- _Directions_
Pick out the lines in the listing below that contain the word "from" and copy them.
** start Dataset records **
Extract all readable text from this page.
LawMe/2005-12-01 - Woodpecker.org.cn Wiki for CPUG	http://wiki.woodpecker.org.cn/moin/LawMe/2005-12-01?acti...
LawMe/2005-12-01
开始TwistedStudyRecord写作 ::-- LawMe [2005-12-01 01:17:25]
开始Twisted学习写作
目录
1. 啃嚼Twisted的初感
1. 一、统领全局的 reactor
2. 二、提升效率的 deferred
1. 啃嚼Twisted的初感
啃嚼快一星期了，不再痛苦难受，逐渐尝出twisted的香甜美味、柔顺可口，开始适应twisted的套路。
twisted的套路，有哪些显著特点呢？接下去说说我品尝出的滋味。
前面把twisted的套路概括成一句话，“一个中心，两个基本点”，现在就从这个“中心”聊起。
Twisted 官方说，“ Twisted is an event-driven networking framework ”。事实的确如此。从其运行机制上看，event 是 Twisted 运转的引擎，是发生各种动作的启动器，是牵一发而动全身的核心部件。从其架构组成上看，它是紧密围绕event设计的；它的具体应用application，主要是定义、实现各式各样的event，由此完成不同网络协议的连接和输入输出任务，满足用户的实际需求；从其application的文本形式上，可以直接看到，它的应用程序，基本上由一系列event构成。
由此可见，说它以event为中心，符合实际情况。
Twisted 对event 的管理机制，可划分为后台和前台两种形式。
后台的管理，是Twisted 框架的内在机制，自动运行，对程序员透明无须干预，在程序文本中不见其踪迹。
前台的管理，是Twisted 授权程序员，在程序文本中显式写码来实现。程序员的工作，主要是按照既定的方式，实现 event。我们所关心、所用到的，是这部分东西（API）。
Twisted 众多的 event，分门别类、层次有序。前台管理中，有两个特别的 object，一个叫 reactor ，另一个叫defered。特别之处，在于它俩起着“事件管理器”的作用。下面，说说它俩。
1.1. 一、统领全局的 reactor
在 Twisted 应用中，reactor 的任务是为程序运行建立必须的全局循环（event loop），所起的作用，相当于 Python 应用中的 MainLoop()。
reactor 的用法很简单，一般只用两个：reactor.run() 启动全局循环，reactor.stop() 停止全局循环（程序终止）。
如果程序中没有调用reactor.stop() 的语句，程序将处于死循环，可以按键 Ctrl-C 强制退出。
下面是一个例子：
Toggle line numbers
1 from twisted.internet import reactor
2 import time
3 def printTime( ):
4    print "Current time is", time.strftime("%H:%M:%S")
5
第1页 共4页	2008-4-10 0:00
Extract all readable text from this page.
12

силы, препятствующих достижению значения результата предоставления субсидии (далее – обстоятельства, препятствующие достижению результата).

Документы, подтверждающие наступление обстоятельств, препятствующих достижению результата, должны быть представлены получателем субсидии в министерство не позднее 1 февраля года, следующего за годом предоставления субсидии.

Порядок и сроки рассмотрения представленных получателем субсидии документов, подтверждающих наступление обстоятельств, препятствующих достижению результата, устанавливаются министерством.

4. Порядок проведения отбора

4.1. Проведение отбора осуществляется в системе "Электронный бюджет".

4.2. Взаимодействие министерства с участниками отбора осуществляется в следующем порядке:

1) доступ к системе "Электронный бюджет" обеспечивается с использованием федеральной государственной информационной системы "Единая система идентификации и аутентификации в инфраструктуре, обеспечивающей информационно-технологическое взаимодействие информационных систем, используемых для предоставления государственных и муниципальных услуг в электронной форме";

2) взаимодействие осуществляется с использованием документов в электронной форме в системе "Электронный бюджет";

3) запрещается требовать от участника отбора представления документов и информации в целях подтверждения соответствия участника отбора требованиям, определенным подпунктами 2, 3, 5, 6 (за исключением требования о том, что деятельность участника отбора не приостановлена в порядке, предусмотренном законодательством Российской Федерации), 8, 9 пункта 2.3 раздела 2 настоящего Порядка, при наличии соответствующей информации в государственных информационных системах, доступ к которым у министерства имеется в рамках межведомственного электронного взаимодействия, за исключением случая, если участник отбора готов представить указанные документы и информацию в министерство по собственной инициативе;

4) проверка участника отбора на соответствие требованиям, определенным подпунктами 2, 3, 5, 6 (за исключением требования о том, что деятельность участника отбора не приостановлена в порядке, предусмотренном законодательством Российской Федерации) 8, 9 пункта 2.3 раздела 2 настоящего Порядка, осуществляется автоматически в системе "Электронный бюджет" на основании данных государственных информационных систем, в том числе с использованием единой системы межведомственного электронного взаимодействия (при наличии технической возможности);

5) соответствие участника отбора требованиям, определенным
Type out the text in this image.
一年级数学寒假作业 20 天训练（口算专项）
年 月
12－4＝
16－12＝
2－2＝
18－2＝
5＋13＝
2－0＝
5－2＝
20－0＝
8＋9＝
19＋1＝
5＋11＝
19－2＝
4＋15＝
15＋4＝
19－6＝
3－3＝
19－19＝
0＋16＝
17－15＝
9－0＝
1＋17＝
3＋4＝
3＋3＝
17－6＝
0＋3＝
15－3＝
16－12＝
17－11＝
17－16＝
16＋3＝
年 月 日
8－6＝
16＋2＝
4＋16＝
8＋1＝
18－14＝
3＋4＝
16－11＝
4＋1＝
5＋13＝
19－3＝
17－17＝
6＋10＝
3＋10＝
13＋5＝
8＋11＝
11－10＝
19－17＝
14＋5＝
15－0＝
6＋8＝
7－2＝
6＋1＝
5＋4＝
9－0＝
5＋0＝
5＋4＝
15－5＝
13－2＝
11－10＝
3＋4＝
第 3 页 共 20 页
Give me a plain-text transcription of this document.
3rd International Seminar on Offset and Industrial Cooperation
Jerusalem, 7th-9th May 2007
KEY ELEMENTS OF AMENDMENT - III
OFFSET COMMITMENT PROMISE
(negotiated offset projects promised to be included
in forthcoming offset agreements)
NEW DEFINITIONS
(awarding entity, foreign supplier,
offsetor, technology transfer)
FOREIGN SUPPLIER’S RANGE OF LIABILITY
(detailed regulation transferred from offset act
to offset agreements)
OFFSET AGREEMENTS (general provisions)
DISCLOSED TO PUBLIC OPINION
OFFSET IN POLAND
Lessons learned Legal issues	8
** end Dataset records **
- _Response below_
Extract all readable text from this page.
1 from twisted.internet import reactor
Extract all readable text from this page.
(detailed regulation transferred from offset act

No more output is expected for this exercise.